(Collection entries)
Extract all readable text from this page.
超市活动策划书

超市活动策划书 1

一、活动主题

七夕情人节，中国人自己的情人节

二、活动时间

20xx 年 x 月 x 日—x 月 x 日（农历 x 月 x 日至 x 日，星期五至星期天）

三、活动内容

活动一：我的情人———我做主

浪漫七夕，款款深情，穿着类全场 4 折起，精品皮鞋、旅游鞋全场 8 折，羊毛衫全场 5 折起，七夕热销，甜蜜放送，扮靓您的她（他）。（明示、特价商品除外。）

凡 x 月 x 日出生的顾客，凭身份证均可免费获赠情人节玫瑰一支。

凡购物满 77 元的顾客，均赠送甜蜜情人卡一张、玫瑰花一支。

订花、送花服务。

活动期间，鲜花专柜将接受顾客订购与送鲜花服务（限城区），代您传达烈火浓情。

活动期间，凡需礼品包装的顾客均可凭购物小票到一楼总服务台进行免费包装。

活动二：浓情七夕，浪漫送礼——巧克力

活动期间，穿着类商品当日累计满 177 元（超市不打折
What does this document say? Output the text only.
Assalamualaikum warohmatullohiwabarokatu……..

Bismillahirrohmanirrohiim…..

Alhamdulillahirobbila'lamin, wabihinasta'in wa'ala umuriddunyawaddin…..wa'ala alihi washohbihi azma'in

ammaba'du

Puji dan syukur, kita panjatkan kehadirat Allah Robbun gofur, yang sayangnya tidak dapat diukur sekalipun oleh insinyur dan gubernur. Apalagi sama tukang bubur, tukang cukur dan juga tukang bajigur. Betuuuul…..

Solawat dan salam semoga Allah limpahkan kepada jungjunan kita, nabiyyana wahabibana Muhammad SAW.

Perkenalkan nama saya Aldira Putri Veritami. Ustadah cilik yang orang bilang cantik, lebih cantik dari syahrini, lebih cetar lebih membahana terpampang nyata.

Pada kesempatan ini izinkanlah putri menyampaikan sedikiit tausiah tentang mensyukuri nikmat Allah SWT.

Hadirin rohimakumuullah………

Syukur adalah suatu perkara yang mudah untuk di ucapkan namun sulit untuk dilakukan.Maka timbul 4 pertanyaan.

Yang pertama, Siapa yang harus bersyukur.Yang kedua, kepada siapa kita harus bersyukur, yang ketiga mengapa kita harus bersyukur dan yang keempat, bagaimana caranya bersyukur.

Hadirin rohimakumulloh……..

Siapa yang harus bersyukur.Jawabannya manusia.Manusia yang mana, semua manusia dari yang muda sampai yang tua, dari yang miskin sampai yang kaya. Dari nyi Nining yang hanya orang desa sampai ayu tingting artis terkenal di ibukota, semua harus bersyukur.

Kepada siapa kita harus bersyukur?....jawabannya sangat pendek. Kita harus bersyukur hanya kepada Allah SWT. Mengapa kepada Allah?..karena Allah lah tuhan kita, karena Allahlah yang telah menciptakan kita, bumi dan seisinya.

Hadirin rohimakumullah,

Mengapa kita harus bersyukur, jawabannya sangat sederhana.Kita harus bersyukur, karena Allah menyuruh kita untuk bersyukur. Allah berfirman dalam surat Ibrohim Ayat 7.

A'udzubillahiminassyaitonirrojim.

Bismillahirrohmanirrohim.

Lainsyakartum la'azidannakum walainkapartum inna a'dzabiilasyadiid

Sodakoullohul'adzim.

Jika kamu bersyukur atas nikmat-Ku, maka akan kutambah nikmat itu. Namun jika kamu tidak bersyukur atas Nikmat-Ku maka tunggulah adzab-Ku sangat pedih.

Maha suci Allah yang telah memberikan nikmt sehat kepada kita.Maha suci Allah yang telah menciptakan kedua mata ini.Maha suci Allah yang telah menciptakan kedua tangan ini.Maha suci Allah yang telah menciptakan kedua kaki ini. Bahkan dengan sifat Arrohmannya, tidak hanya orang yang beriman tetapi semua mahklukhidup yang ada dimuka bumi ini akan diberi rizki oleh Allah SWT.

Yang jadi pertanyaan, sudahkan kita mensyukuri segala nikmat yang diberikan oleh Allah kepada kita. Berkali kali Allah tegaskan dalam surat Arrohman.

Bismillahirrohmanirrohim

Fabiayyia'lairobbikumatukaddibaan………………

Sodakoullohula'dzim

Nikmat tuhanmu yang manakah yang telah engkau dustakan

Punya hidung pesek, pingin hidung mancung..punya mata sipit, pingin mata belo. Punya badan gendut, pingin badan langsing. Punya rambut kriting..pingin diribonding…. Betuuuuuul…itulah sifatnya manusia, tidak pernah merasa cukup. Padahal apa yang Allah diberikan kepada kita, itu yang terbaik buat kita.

PROBLEM DESCRIPTION: Print all of the data exactly as it was given.

RESULT OF THIS TASK:
Extract all readable text from this page.
超市活动策划书

超市活动策划书 1

一、活动主题

七夕情人节，中国人自己的情人节

二、活动时间

20xx 年 x 月 x 日—x 月 x 日（农历 x 月 x 日至 x 日，星期五至星期天）

三、活动内容

活动一：我的情人———我做主

浪漫七夕，款款深情，穿着类全场 4 折起，精品皮鞋、旅游鞋全场 8 折，羊毛衫全场 5 折起，七夕热销，甜蜜放送，扮靓您的她（他）。（明示、特价商品除外。）

凡 x 月 x 日出生的顾客，凭身份证均可免费获赠情人节玫瑰一支。

凡购物满 77 元的顾客，均赠送甜蜜情人卡一张、玫瑰花一支。

订花、送花服务。

活动期间，鲜花专柜将接受顾客订购与送鲜花服务（限城区），代您传达烈火浓情。

活动期间，凡需礼品包装的顾客均可凭购物小票到一楼总服务台进行免费包装。

活动二：浓情七夕，浪漫送礼——巧克力

活动期间，穿着类商品当日累计满 177 元（超市不打折
What does this document say? Output the text only.
Assalamualaikum warohmatullohiwabarokatu……..

Bismillahirrohmanirrohiim…..

Alhamdulillahirobbila'lamin, wabihinasta'in wa'ala umuriddunyawaddin…..wa'ala alihi washohbihi azma'in

ammaba'du

Puji dan syukur, kita panjatkan kehadirat Allah Robbun gofur, yang sayangnya tidak dapat diukur sekalipun oleh insinyur dan gubernur. Apalagi sama tukang bubur, tukang cukur dan juga tukang bajigur. Betuuuul…..

Solawat dan salam semoga Allah limpahkan kepada jungjunan kita, nabiyyana wahabibana Muhammad SAW.

Perkenalkan nama saya Aldira Putri Veritami. Ustadah cilik yang orang bilang cantik, lebih cantik dari syahrini, lebih cetar lebih membahana terpampang nyata.

Pada kesempatan ini izinkanlah putri menyampaikan sedikiit tausiah tentang mensyukuri nikmat Allah SWT.

Hadirin rohimakumuullah………

Syukur adalah suatu perkara yang mudah untuk di ucapkan namun sulit untuk dilakukan.Maka timbul 4 pertanyaan.

Yang pertama, Siapa yang harus bersyukur.Yang kedua, kepada siapa kita harus bersyukur, yang ketiga mengapa kita harus bersyukur dan yang keempat, bagaimana caranya bersyukur.

Hadirin rohimakumulloh……..

Siapa yang harus bersyukur.Jawabannya manusia.Manusia yang mana, semua manusia dari yang muda sampai yang tua, dari yang miskin sampai yang kaya. Dari nyi Nining yang hanya orang desa sampai ayu tingting artis terkenal di ibukota, semua harus bersyukur.

Kepada siapa kita harus bersyukur?....jawabannya sangat pendek. Kita harus bersyukur hanya kepada Allah SWT. Mengapa kepada Allah?..karena Allah lah tuhan kita, karena Allahlah yang telah menciptakan kita, bumi dan seisinya.

Hadirin rohimakumullah,

Mengapa kita harus bersyukur, jawabannya sangat sederhana.Kita harus bersyukur, karena Allah menyuruh kita untuk bersyukur. Allah berfirman dalam surat Ibrohim Ayat 7.

A'udzubillahiminassyaitonirrojim.

Bismillahirrohmanirrohim.

Lainsyakartum la'azidannakum walainkapartum inna a'dzabiilasyadiid

Sodakoullohul'adzim.

Jika kamu bersyukur atas nikmat-Ku, maka akan kutambah nikmat itu. Namun jika kamu tidak bersyukur atas Nikmat-Ku maka tunggulah adzab-Ku sangat pedih.

Maha suci Allah yang telah memberikan nikmt sehat kepada kita.Maha suci Allah yang telah menciptakan kedua mata ini.Maha suci Allah yang telah menciptakan kedua tangan ini.Maha suci Allah yang telah menciptakan kedua kaki ini. Bahkan dengan sifat Arrohmannya, tidak hanya orang yang beriman tetapi semua mahklukhidup yang ada dimuka bumi ini akan diberi rizki oleh Allah SWT.

Yang jadi pertanyaan, sudahkan kita mensyukuri segala nikmat yang diberikan oleh Allah kepada kita. Berkali kali Allah tegaskan dalam surat Arrohman.

Bismillahirrohmanirrohim

Fabiayyia'lairobbikumatukaddibaan………………

Sodakoullohula'dzim

Nikmat tuhanmu yang manakah yang telah engkau dustakan

Punya hidung pesek, pingin hidung mancung..punya mata sipit, pingin mata belo. Punya badan gendut, pingin badan langsing. Punya rambut kriting..pingin diribonding…. Betuuuuuul…itulah sifatnya manusia, tidak pernah merasa cukup. Padahal apa yang Allah diberikan kepada kita, itu yang terbaik buat kita.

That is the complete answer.